What is expected — Your task is to transcribe the data in full.

━━━ Data supplied ━━━

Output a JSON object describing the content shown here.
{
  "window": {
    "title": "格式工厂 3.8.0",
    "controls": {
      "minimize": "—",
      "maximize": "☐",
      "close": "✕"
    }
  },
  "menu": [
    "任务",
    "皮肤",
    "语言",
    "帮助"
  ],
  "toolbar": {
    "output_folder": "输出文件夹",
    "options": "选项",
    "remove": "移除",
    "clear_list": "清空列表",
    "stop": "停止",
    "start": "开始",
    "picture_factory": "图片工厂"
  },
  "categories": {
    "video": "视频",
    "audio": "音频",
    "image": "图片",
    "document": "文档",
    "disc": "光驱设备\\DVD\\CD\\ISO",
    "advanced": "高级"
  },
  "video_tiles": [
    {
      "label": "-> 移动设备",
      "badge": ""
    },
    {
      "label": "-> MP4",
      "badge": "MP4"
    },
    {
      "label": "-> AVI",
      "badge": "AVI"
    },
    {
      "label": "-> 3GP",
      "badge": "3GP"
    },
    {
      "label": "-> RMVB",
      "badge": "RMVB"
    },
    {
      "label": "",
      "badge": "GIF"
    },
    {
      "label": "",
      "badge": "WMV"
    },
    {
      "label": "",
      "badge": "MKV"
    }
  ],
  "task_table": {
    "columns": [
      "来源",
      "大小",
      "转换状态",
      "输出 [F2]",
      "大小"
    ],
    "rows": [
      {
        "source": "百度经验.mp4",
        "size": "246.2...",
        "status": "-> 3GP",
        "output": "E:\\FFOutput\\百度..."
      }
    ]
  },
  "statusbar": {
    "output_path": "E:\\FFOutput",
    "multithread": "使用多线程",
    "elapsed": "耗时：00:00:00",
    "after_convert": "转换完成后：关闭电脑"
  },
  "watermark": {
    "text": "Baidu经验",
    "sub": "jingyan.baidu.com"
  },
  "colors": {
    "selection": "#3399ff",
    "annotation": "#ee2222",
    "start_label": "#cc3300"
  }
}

━━━

Exercise output —
Output a JSON object describing the content shown here.
{
  "window": {
    "title": "格式工厂 3.8.0",
    "controls": {
      "minimize": "—",
      "maximize": "☐",
      "close": "✕"
    }
  },
  "menu": [
    "任务",
    "皮肤",
    "语言",
    "帮助"
  ],
  "toolbar": {
    "output_folder": "输出文件夹",
    "options": "选项",
    "remove": "移除",
    "clear_list": "清空列表",
    "stop": "停止",
    "start": "开始",
    "picture_factory": "图片工厂"
  },
  "categories": {
    "video": "视频",
    "audio": "音频",
    "image": "图片",
    "document": "文档",
    "disc": "光驱设备\\DVD\\CD\\ISO",
    "advanced": "高级"
  },
  "video_tiles": [
    {
      "label": "-> 移动设备",
      "badge": ""
    },
    {
      "label": "-> MP4",
      "badge": "MP4"
    },
    {
      "label": "-> AVI",
      "badge": "AVI"
    },
    {
      "label": "-> 3GP",
      "badge": "3GP"
    },
    {
      "label": "-> RMVB",
      "badge": "RMVB"
    },
    {
      "label": "",
      "badge": "GIF"
    },
    {
      "label": "",
      "badge": "WMV"
    },
    {
      "label": "",
      "badge": "MKV"
    }
  ],
  "task_table": {
    "columns": [
      "来源",
      "大小",
      "转换状态",
      "输出 [F2]",
      "大小"
    ],
    "rows": [
      {
        "source": "百度经验.mp4",
        "size": "246.2...",
        "status": "-> 3GP",
        "output": "E:\\FFOutput\\百度..."
      }
    ]
  },
  "statusbar": {
    "output_path": "E:\\FFOutput",
    "multithread": "使用多线程",
    "elapsed": "耗时：00:00:00",
    "after_convert": "转换完成后：关闭电脑"
  },
  "watermark": {
    "text": "Baidu经验",
    "sub": "jingyan.baidu.com"
  },
  "colors": {
    "selection": "#3399ff",
    "annotation": "#ee2222",
    "start_label": "#cc3300"
  }
}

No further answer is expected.